What the task requires:
Find all lines in the listing that include the word "woman", then copy them.
══ Data listing
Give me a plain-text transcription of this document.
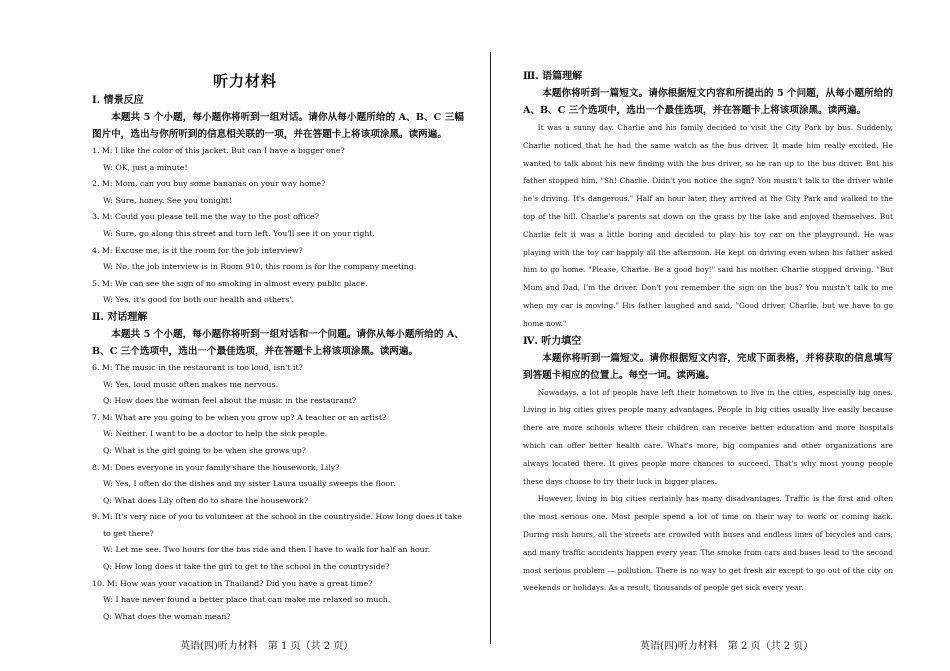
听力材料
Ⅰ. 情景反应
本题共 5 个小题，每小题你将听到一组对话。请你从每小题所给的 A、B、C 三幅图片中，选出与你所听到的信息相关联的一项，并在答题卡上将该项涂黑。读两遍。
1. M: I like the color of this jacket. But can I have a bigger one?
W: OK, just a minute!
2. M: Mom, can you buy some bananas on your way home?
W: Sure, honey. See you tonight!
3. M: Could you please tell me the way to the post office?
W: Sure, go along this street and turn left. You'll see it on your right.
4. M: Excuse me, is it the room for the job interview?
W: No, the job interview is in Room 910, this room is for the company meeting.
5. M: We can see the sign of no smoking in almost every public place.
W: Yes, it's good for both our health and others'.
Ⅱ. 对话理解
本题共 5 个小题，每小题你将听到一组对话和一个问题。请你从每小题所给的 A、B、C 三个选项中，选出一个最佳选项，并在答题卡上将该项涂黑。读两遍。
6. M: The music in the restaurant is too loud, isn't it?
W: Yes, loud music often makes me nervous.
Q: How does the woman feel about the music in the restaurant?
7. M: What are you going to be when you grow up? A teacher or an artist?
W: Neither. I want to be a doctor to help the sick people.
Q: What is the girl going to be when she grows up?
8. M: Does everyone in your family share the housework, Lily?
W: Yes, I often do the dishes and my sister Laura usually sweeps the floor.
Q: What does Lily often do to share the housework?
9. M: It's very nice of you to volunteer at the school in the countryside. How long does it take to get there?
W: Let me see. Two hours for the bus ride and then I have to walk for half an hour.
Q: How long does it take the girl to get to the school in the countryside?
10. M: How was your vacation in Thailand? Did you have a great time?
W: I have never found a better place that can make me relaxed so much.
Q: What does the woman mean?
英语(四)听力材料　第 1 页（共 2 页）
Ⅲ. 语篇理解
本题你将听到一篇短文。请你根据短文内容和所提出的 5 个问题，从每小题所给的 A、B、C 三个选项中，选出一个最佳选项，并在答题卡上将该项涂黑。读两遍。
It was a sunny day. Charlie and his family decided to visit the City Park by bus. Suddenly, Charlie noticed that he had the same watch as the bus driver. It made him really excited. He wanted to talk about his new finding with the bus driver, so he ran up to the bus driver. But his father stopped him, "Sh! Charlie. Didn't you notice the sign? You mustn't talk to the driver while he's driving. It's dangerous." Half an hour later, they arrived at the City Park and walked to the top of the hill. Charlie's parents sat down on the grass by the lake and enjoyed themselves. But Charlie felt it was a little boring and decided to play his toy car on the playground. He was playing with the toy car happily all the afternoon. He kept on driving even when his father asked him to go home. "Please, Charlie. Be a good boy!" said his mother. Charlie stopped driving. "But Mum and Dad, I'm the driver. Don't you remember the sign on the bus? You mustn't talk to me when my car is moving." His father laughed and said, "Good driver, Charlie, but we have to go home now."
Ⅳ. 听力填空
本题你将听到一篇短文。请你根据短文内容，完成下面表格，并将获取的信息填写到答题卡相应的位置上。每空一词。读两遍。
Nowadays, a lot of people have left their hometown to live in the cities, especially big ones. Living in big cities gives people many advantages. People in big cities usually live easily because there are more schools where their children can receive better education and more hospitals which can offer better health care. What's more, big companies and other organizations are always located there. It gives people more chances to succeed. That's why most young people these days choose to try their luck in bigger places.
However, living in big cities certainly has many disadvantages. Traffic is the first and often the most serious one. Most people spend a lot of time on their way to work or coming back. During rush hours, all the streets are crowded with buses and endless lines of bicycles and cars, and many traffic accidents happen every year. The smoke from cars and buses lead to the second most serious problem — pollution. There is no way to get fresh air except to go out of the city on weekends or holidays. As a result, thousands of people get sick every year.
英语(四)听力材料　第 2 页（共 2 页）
════
══ Data listing
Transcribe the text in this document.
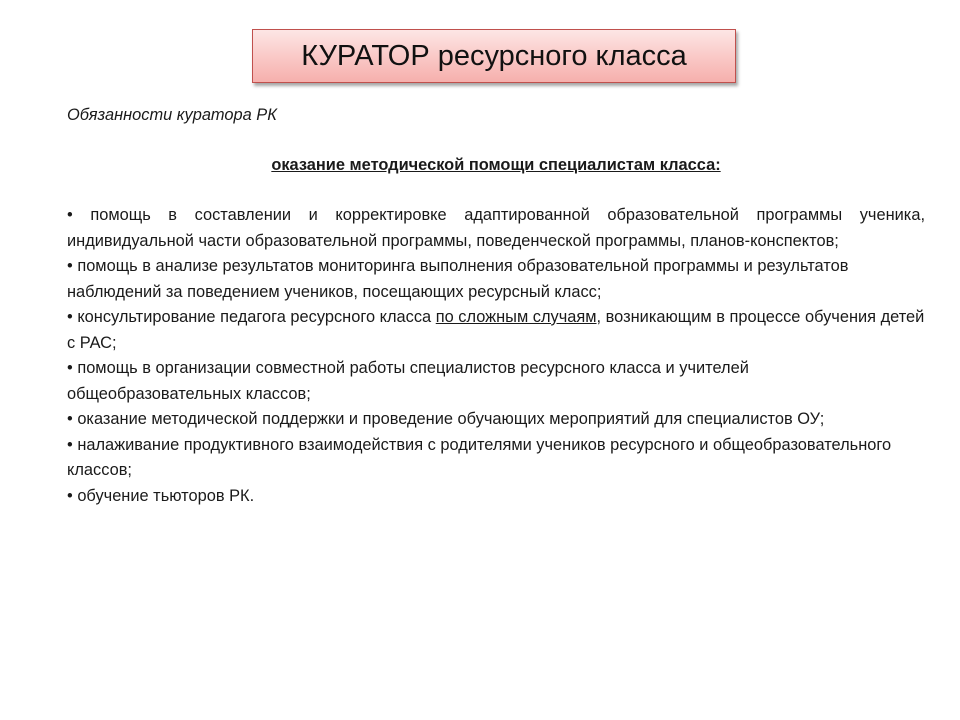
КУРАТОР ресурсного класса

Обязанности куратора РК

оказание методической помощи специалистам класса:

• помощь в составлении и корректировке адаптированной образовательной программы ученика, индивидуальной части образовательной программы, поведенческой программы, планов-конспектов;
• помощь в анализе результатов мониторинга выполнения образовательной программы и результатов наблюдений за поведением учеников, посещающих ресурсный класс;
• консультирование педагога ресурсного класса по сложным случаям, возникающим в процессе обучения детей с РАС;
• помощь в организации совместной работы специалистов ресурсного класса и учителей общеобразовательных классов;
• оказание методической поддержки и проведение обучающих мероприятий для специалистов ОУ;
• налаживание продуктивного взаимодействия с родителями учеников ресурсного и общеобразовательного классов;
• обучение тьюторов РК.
════
Response to this exercise:
Q: How does the woman feel about the music in the restaurant?
Q: What does the woman mean?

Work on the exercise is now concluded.